> **TO DO**
Restate the whole listing word for word. Pictures are left out.

##############################

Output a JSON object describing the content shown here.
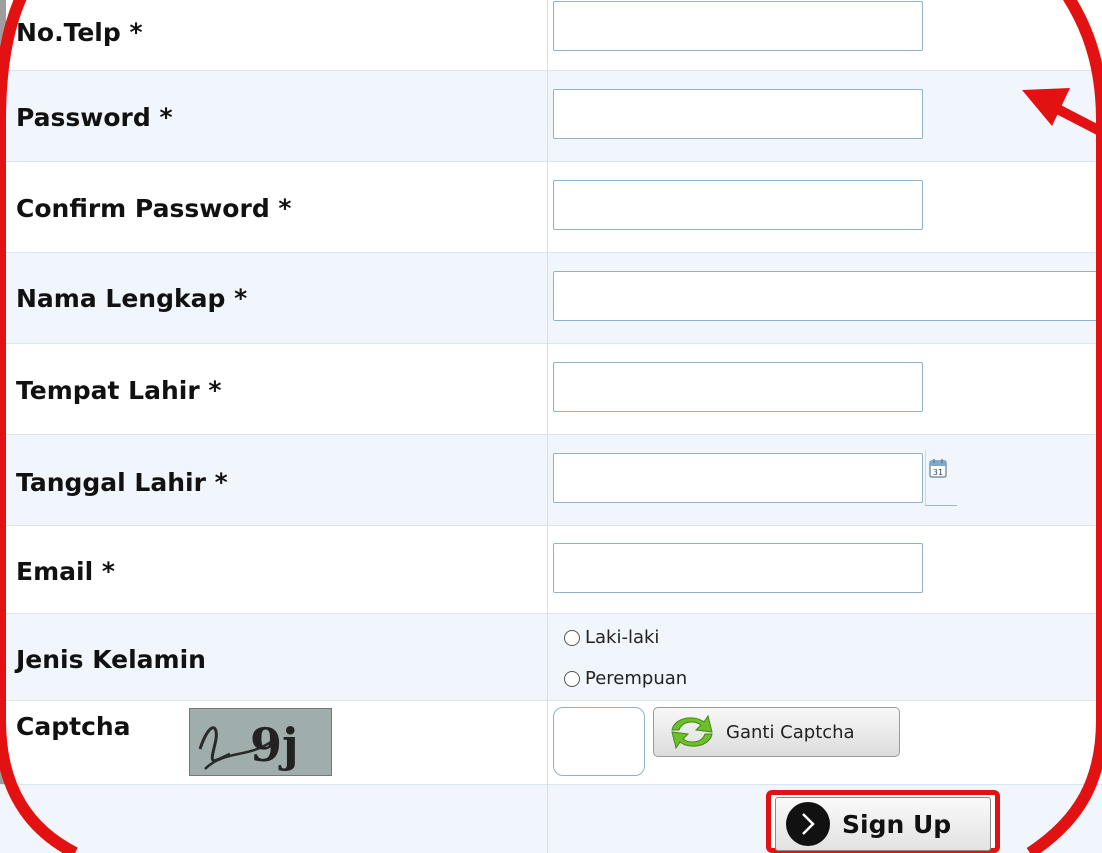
{
  "form": {
    "rows": [
      {
        "label": "No.Telp *",
        "value": ""
      },
      {
        "label": "Password *",
        "value": ""
      },
      {
        "label": "Confirm Password *",
        "value": ""
      },
      {
        "label": "Nama Lengkap *",
        "value": ""
      },
      {
        "label": "Tempat Lahir *",
        "value": ""
      },
      {
        "label": "Tanggal Lahir *",
        "value": ""
      },
      {
        "label": "Email *",
        "value": ""
      },
      {
        "label": "Jenis Kelamin"
      },
      {
        "label": "Captcha"
      }
    ],
    "gender_options": [
      "Laki-laki",
      "Perempuan"
    ],
    "captcha_text": "9j",
    "refresh_captcha_label": "Ganti Captcha",
    "signup_label": "Sign Up"
  },
  "icons": {
    "calendar": "calendar-icon",
    "refresh": "refresh-arrows-icon",
    "signup": "chevron-right-circle-icon"
  },
  "colors": {
    "annotation_red": "#e31212",
    "row_alt_bg": "#f0f6fb",
    "field_border": "#8fb1c9",
    "refresh_green": "#6fbf2a"
  }
}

##############################

> **TASK ANSWER**
Output a JSON object describing the content shown here.
{
  "form": {
    "rows": [
      {
        "label": "No.Telp *",
        "value": ""
      },
      {
        "label": "Password *",
        "value": ""
      },
      {
        "label": "Confirm Password *",
        "value": ""
      },
      {
        "label": "Nama Lengkap *",
        "value": ""
      },
      {
        "label": "Tempat Lahir *",
        "value": ""
      },
      {
        "label": "Tanggal Lahir *",
        "value": ""
      },
      {
        "label": "Email *",
        "value": ""
      },
      {
        "label": "Jenis Kelamin"
      },
      {
        "label": "Captcha"
      }
    ],
    "gender_options": [
      "Laki-laki",
      "Perempuan"
    ],
    "captcha_text": "9j",
    "refresh_captcha_label": "Ganti Captcha",
    "signup_label": "Sign Up"
  },
  "icons": {
    "calendar": "calendar-icon",
    "refresh": "refresh-arrows-icon",
    "signup": "chevron-right-circle-icon"
  },
  "colors": {
    "annotation_red": "#e31212",
    "row_alt_bg": "#f0f6fb",
    "field_border": "#8fb1c9",
    "refresh_green": "#6fbf2a"
  }
}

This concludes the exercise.